Publicado em 5 de julho de 2020 às 12:00

- Atualizado há um ano

O campo de atuação das prefeituras na área da Saúde é a baixa complexidade, é o da atenção básica. E isto já é muito. Mais atenção básica para todos, ao invés de ficar procurando suprir necessidades não cobertas pelo Estado ou pela União. A hierarquização do sistema de saúde é um preceito constitucional. Não adianta pretender suprir a omissão de outros níveis de governo porque não vai alcançar, ainda que queira. Cada macaco no seu galho. Mais importante do que um pequeno município tentar montar um hospital de segunda é a sua Prefeitura manter fluida a rede de drenagem pluvial; desobstruídos os cursos d’água; a limpeza urbana funcionando com eficiência; viabilizar o abastecimento de água e o esgotamento sanitário. Todas estas são medidas que resultam na melhoria das condições de saúde da população, evitando a disseminação de doenças. É preciso atuar preventivamente e não ficar esperando que a doença bata à porta.   Hoje, os municípios em geral se debatem com a elevação crescente e continuada dos gastos com a saúde. Mas, ao mesmo tempo, mantêm um baixo nível de qualidade dos serviços disponibilizados à população; nos almoxarifados remédios se perdem por vencimento do prazo de validade; não há controle dos estoques nem eficiência na distribuição às unidades de saúde; o atendimento costuma funcionar em horário de repartição pública, fechando para o almoço e sem expansão, quando o trabalhador pode buscá-lo; não há controle de produção das equipes médicas. São mazelas municipais que precisam ser corrigidas com urgência para prestar melhor serviço à população.

> **O QUE FAZER**
Traduza para o inglês esta frase do texto em estudo: "A hierarquização do sistema de saúde é um preceito constitucional." O material a seguir não tem relação com o texto em estudo.

> **MATERIAL EXTRAÍDO**

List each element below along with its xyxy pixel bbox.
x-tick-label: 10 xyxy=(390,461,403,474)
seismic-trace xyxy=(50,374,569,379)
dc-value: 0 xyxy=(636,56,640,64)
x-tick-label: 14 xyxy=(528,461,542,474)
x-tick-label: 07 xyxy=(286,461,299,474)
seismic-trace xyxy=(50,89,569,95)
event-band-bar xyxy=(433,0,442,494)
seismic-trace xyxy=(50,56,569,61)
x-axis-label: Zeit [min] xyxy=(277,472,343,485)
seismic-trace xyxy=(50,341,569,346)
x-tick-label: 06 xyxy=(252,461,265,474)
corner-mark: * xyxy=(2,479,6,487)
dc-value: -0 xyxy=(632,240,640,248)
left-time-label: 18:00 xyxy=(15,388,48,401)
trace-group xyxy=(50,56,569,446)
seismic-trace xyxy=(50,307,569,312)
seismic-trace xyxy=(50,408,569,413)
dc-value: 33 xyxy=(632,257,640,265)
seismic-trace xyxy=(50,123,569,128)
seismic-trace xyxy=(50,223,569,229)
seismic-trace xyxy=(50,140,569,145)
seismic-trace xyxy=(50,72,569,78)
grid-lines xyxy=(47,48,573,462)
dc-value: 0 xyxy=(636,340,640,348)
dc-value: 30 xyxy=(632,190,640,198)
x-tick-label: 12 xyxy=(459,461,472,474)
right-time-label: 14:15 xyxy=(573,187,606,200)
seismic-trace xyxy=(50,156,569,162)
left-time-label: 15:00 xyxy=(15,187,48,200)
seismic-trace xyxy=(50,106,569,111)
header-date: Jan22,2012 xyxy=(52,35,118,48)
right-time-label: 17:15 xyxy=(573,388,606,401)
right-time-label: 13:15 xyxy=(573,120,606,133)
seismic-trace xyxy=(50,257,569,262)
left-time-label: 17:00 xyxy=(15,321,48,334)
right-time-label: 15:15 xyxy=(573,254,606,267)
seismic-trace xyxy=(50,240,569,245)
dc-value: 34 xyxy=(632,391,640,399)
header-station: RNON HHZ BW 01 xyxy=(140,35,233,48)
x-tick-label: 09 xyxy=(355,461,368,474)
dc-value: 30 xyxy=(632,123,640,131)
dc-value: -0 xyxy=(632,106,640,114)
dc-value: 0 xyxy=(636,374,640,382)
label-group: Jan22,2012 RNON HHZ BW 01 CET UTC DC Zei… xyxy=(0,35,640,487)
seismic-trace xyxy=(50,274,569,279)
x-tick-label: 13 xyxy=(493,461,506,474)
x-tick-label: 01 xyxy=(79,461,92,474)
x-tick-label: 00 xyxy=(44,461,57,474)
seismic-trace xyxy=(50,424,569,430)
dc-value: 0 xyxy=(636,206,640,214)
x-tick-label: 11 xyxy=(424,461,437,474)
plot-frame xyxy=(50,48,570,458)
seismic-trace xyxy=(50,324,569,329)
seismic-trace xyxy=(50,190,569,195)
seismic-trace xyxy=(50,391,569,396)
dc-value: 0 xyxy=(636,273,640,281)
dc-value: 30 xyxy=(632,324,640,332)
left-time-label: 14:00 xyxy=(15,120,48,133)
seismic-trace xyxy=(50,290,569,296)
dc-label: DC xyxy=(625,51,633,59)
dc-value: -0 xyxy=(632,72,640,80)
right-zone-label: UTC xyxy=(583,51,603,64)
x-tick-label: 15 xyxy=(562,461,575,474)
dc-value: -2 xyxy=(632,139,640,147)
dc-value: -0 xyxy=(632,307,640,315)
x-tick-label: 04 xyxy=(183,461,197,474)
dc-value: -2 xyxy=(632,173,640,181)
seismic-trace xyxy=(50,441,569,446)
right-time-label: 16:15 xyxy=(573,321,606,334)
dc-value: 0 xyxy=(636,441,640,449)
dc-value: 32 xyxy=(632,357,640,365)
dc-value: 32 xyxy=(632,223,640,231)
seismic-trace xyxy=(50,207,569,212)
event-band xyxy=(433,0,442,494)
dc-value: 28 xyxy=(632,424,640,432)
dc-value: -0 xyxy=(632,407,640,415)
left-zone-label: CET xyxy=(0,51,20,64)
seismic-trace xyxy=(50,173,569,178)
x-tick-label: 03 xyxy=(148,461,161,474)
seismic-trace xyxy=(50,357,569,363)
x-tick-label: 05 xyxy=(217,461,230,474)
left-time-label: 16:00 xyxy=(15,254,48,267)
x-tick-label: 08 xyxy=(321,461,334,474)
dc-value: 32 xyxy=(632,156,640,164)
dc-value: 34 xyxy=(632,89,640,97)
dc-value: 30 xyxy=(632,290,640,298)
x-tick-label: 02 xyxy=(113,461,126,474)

> **RESULTADO DA TAREFA**
The hierarchical organization of the health system is a constitutional principle.